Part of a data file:

◇ ◇ ◇ ◇ ◇ ◇ ◇

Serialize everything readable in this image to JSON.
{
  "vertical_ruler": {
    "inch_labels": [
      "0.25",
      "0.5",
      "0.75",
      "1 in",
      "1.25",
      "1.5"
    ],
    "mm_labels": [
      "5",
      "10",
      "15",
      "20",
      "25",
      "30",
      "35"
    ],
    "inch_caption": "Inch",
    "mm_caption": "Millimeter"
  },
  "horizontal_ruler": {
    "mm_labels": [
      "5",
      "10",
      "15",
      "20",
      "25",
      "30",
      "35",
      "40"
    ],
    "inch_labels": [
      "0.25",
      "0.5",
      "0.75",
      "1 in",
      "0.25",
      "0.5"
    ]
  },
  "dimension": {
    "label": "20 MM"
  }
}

◇ ◇ ◇ ◇ ◇ ◇ ◇

■ CHALLENGE
Please reproduce the entire listing, exactly as shown.

■ THE OUTPUT
Serialize everything readable in this image to JSON.
{
  "vertical_ruler": {
    "inch_labels": [
      "0.25",
      "0.5",
      "0.75",
      "1 in",
      "1.25",
      "1.5"
    ],
    "mm_labels": [
      "5",
      "10",
      "15",
      "20",
      "25",
      "30",
      "35"
    ],
    "inch_caption": "Inch",
    "mm_caption": "Millimeter"
  },
  "horizontal_ruler": {
    "mm_labels": [
      "5",
      "10",
      "15",
      "20",
      "25",
      "30",
      "35",
      "40"
    ],
    "inch_labels": [
      "0.25",
      "0.5",
      "0.75",
      "1 in",
      "0.25",
      "0.5"
    ]
  },
  "dimension": {
    "label": "20 MM"
  }
}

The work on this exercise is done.